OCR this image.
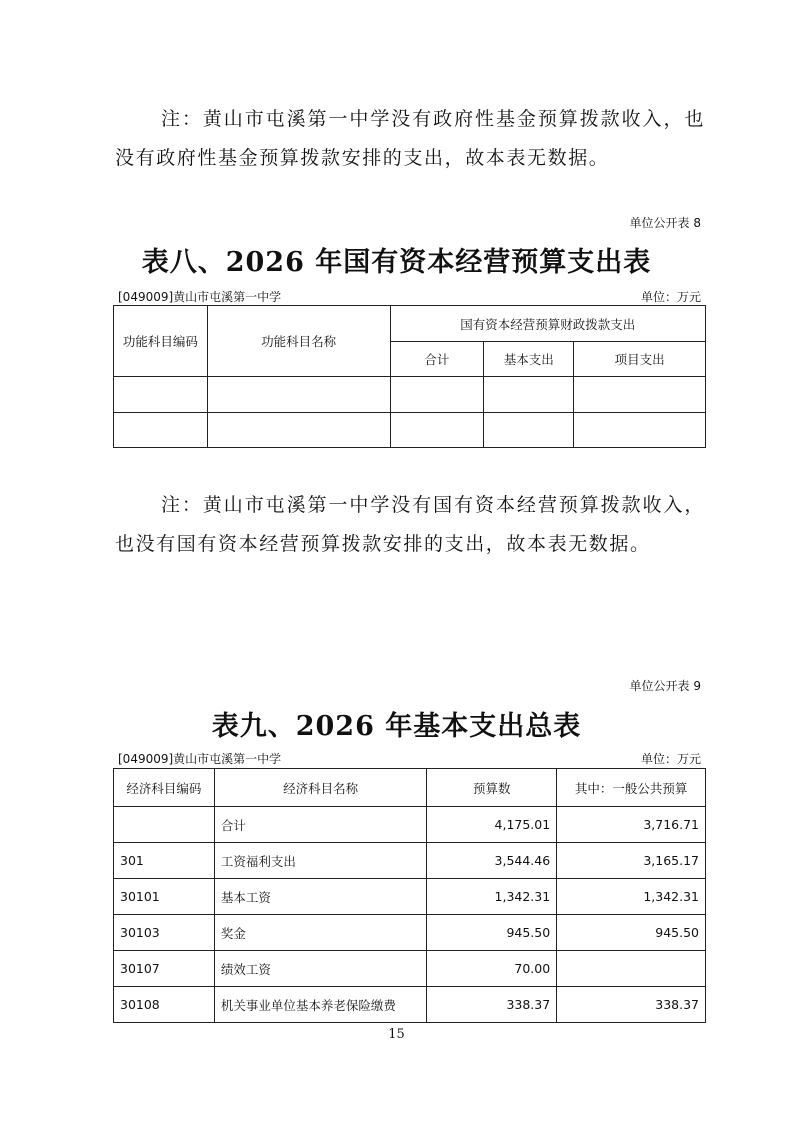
注：黄山市屯溪第一中学没有政府性基金预算拨款收入，也没有政府性基金预算拨款安排的支出，故本表无数据。

单位公开表 8
表八、2026 年国有资本经营预算支出表
[049009]黄山市屯溪第一中学	单位：万元
功能科目编码	功能科目名称	国有资本经营预算财政拨款支出		
		合计	基本支出	项目支出

注：黄山市屯溪第一中学没有国有资本经营预算拨款收入，也没有国有资本经营预算拨款安排的支出，故本表无数据。

单位公开表 9
表九、2026 年基本支出总表
[049009]黄山市屯溪第一中学	单位：万元
经济科目编码	经济科目名称	预算数	其中：一般公共预算
	合计	4,175.01	3,716.71
301	工资福利支出	3,544.46	3,165.17
30101	基本工资	1,342.31	1,342.31
30103	奖金	945.50	945.50
30107	绩效工资	70.00	
30108	机关事业单位基本养老保险缴费	338.37	338.37
15
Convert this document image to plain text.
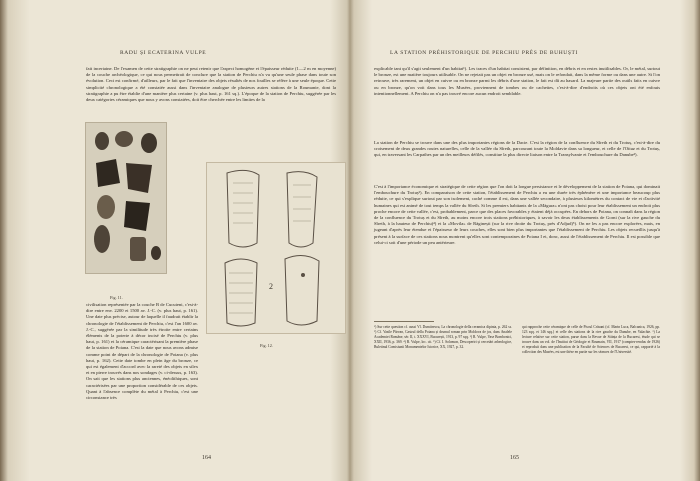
RADU ȘI ECATERINA VULPE
fait incertaine. De l'examen de cette stratigraphie on ne peut retenir que l'aspect homogène et l'épaisseur réduite (1—2 m en moyenne) de la couche archéologique, ce qui nous permettrait de conclure que la station de Perchiu n'a vu qu'une seule phase dans toute son évolution. Ceci est confirmé, d'ailleurs, par le fait que l'inventaire des objets résultés de nos fouilles se réfère à une seule époque. Cette simplicité chronologique a été constatée aussi dans l'inventaire analogue de plusieurs autres stations de la Roumanie, dont la stratigraphie a pu être établie d'une manière plus certaine (v. plus haut, p. 161 sq.). L'époque de la station de Perchiu, suggérée par les deux catégories céramiques que nous y avons constatées, doit être cherchée entre les limites de la
Fig. 11.
2
Fig. 12.
civilisation représentée par la couche B de Cucuteni, c'est-à-dire entre env. 2200 et 1500 av. J.-C. (v. plus haut, p. 161). Une date plus précise, autour de laquelle il faudrait établir la chronologie de l'établissement de Perchiu, c'est l'an 1600 av. J.-C., suggérée par la similitude très étroite entre certains éléments de la poterie à décor incisé de Perchiu (v. plus haut, p. 161) et la céramique caractérisant la première phase de la station de Poiana. C'est la date que nous avons admise comme point de départ de la chronologie de Poiana (v. plus haut, p. 162). Cette date tombe en plein âge du bronze, ce qui est également d'accord avec la rareté des objets en silex et en pierre trouvés dans nos sondages (v. ci-dessus, p. 163). On sait que les stations plus anciennes, énéolithiques, sont caractérisées par une proportion considérable de ces objets. Quant à l'absence complète du métal à Perchiu, c'est une circonstance très
164
LA STATION PRÉHISTORIQUE DE PERCHIU PRÈS DE BUHUȘTI
explicable tant qu'il s'agit seulement d'un habitat¹). Les traces d'un habitat consistent, par définition, en débris et en restes inutilisables. Or, le métal, surtout le bronze, est une matière toujours utilisable. On ne rejetait pas un objet en bronze usé, mais on le refondait, dans la même forme ou dans une autre. Si l'on retrouve, très rarement, un objet en cuivre ou en bronze parmi les débris d'une station, le fait est dû au hasard. La majeure partie des outils faits en cuivre ou en bronze, qu'on voit dans tous les Musées, proviennent de tombes ou de cachettes, c'est-à-dire d'endroits où ces objets ont été enfouis intentionnellement. A Perchiu on n'a pas trouvé encore aucun endroit semblable.
La station de Perchiu se trouve dans une des plus importantes régions de la Dacie. C'est la région de la confluence du Sîreth et du Trotuș, c'est-à-dire du croisement de deux grandes routes naturelles, celle de la vallée du Sîreth, parcourant toute la Moldavie dans sa longueur, et celle de l'Oituz et du Trotuș, qui, en traversant les Carpathes par un des meilleurs défilés, constitue la plus directe liaison entre la Transylvanie et l'embouchure du Danube²).
C'est à l'importance économique et stratégique de cette région que l'on doit la longue persistance et le développement de la station de Poiana, qui dominait l'embouchure du Trotuș³). En comparaison de cette station, l'établissement de Perchiu a eu une durée très éphémère et une importance beaucoup plus réduite, ce qui s'explique surtout par son isolement, caché comme il est, dans une vallée secondaire, à plusieurs kilomètres du contact de vie et d'activité humaines qui est animé de tout temps la vallée du Sîreth. Si les premiers habitants de la «Măgura» n'ont pas choisi pour leur établissement un endroit plus proche encore de cette vallée, c'est, probablement, parce que des places favorables y étaient déjà occupées. En dehors de Poiana, on connaît dans la région de la confluence du Trotuș et du Sîreth, au moins encore trois stations préhistoriques, à savoir les deux établissements de Gorni (sur la rive gauche du Sîreth, à la hauteur de Perchiu)⁴) et la «Movila» de Răginești (sur la rive droite du Trotuș, près d'Adjud)⁵). On ne les a pas encore explorées, mais, en jugeant d'après leur étendue et l'épaisseur de leurs couches, elles sont bien plus importantes que l'établissement de Perchiu. Les objets recueillis jusqu'à présent à la surface de ces stations nous montrent qu'elles sont contemporaines de Poiana I et, donc, aussi de l'établissement de Perchiu. Il est possible que celui-ci soit d'une période un peu antérieure.
¹) Sur cette question cf. aussi Vl. Dumitrescu, La chronologie della ceramica dipinta, p. 262 ss. ²) Cf. Vasile Pârvan, Castrul della Poiana și drumul roman prin Moldova de jos, dans Analele Academiei Române, sér. II, t. XXXVI, București, 1913, p. 97 sqq. ³) R. Vulpe, Vase Bombonici, XXII, 1936, p. 369. ⁴) R. Vulpe, loc. cit. ⁵) Cf. I. Solomon, Descoperiri și cercetări arheologice, Buletinul Comisiunii Monumentelor Istorice, XX, 1927, p. 32.
qui rapproche cette céramique de celle de Piscul Crăsani (cf. Marin Luca, Balcanica, 1926, pp. 123 sqq. et 146 sqq.) et celle des stations de la rive gauche du Danube, en Valachie. ¹) La lecture relative sur cette station, parue dans la Revue de Stiința de la Bucarest, étude qui se trouve dans un vol. de l'Institut de Géologie et Roumain, VII, 1917 (comptes-rendus de 1926) et reproduit dans une publication de la Faculté de Sciences de Bucarest, ce qui, rapporté à la collection des Musées, est une thèse en partie sur les séances de l'Université.
165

**Objective:** Leave the images out, please, and restate each line word for word.

**Problem solution:**
OCR this image.
注：黄山市屯溪第一中学没有政府性基金预算拨款收入，也没有政府性基金预算拨款安排的支出，故本表无数据。

单位公开表 8
表八、2026 年国有资本经营预算支出表
[049009]黄山市屯溪第一中学	单位：万元
功能科目编码	功能科目名称	国有资本经营预算财政拨款支出		
		合计	基本支出	项目支出

注：黄山市屯溪第一中学没有国有资本经营预算拨款收入，也没有国有资本经营预算拨款安排的支出，故本表无数据。

单位公开表 9
表九、2026 年基本支出总表
[049009]黄山市屯溪第一中学	单位：万元
经济科目编码	经济科目名称	预算数	其中：一般公共预算
	合计	4,175.01	3,716.71
301	工资福利支出	3,544.46	3,165.17
30101	基本工资	1,342.31	1,342.31
30103	奖金	945.50	945.50
30107	绩效工资	70.00	
30108	机关事业单位基本养老保险缴费	338.37	338.37
15
Convert this document image to plain text.
RADU ȘI ECATERINA VULPE
fait incertaine. De l'examen de cette stratigraphie on ne peut retenir que l'aspect homogène et l'épaisseur réduite (1—2 m en moyenne) de la couche archéologique, ce qui nous permettrait de conclure que la station de Perchiu n'a vu qu'une seule phase dans toute son évolution. Ceci est confirmé, d'ailleurs, par le fait que l'inventaire des objets résultés de nos fouilles se réfère à une seule époque. Cette simplicité chronologique a été constatée aussi dans l'inventaire analogue de plusieurs autres stations de la Roumanie, dont la stratigraphie a pu être établie d'une manière plus certaine (v. plus haut, p. 161 sq.). L'époque de la station de Perchiu, suggérée par les deux catégories céramiques que nous y avons constatées, doit être cherchée entre les limites de la
Fig. 11.
2
Fig. 12.
civilisation représentée par la couche B de Cucuteni, c'est-à-dire entre env. 2200 et 1500 av. J.-C. (v. plus haut, p. 161). Une date plus précise, autour de laquelle il faudrait établir la chronologie de l'établissement de Perchiu, c'est l'an 1600 av. J.-C., suggérée par la similitude très étroite entre certains éléments de la poterie à décor incisé de Perchiu (v. plus haut, p. 161) et la céramique caractérisant la première phase de la station de Poiana. C'est la date que nous avons admise comme point de départ de la chronologie de Poiana (v. plus haut, p. 162). Cette date tombe en plein âge du bronze, ce qui est également d'accord avec la rareté des objets en silex et en pierre trouvés dans nos sondages (v. ci-dessus, p. 163). On sait que les stations plus anciennes, énéolithiques, sont caractérisées par une proportion considérable de ces objets. Quant à l'absence complète du métal à Perchiu, c'est une circonstance très
164
LA STATION PRÉHISTORIQUE DE PERCHIU PRÈS DE BUHUȘTI
explicable tant qu'il s'agit seulement d'un habitat¹). Les traces d'un habitat consistent, par définition, en débris et en restes inutilisables. Or, le métal, surtout le bronze, est une matière toujours utilisable. On ne rejetait pas un objet en bronze usé, mais on le refondait, dans la même forme ou dans une autre. Si l'on retrouve, très rarement, un objet en cuivre ou en bronze parmi les débris d'une station, le fait est dû au hasard. La majeure partie des outils faits en cuivre ou en bronze, qu'on voit dans tous les Musées, proviennent de tombes ou de cachettes, c'est-à-dire d'endroits où ces objets ont été enfouis intentionnellement. A Perchiu on n'a pas trouvé encore aucun endroit semblable.
La station de Perchiu se trouve dans une des plus importantes régions de la Dacie. C'est la région de la confluence du Sîreth et du Trotuș, c'est-à-dire du croisement de deux grandes routes naturelles, celle de la vallée du Sîreth, parcourant toute la Moldavie dans sa longueur, et celle de l'Oituz et du Trotuș, qui, en traversant les Carpathes par un des meilleurs défilés, constitue la plus directe liaison entre la Transylvanie et l'embouchure du Danube²).
C'est à l'importance économique et stratégique de cette région que l'on doit la longue persistance et le développement de la station de Poiana, qui dominait l'embouchure du Trotuș³). En comparaison de cette station, l'établissement de Perchiu a eu une durée très éphémère et une importance beaucoup plus réduite, ce qui s'explique surtout par son isolement, caché comme il est, dans une vallée secondaire, à plusieurs kilomètres du contact de vie et d'activité humaines qui est animé de tout temps la vallée du Sîreth. Si les premiers habitants de la «Măgura» n'ont pas choisi pour leur établissement un endroit plus proche encore de cette vallée, c'est, probablement, parce que des places favorables y étaient déjà occupées. En dehors de Poiana, on connaît dans la région de la confluence du Trotuș et du Sîreth, au moins encore trois stations préhistoriques, à savoir les deux établissements de Gorni (sur la rive gauche du Sîreth, à la hauteur de Perchiu)⁴) et la «Movila» de Răginești (sur la rive droite du Trotuș, près d'Adjud)⁵). On ne les a pas encore explorées, mais, en jugeant d'après leur étendue et l'épaisseur de leurs couches, elles sont bien plus importantes que l'établissement de Perchiu. Les objets recueillis jusqu'à présent à la surface de ces stations nous montrent qu'elles sont contemporaines de Poiana I et, donc, aussi de l'établissement de Perchiu. Il est possible que celui-ci soit d'une période un peu antérieure.
¹) Sur cette question cf. aussi Vl. Dumitrescu, La chronologie della ceramica dipinta, p. 262 ss. ²) Cf. Vasile Pârvan, Castrul della Poiana și drumul roman prin Moldova de jos, dans Analele Academiei Române, sér. II, t. XXXVI, București, 1913, p. 97 sqq. ³) R. Vulpe, Vase Bombonici, XXII, 1936, p. 369. ⁴) R. Vulpe, loc. cit. ⁵) Cf. I. Solomon, Descoperiri și cercetări arheologice, Buletinul Comisiunii Monumentelor Istorice, XX, 1927, p. 32.
qui rapproche cette céramique de celle de Piscul Crăsani (cf. Marin Luca, Balcanica, 1926, pp. 123 sqq. et 146 sqq.) et celle des stations de la rive gauche du Danube, en Valachie. ¹) La lecture relative sur cette station, parue dans la Revue de Stiința de la Bucarest, étude qui se trouve dans un vol. de l'Institut de Géologie et Roumain, VII, 1917 (comptes-rendus de 1926) et reproduit dans une publication de la Faculté de Sciences de Bucarest, ce qui, rapporté à la collection des Musées, est une thèse en partie sur les séances de l'Université.
165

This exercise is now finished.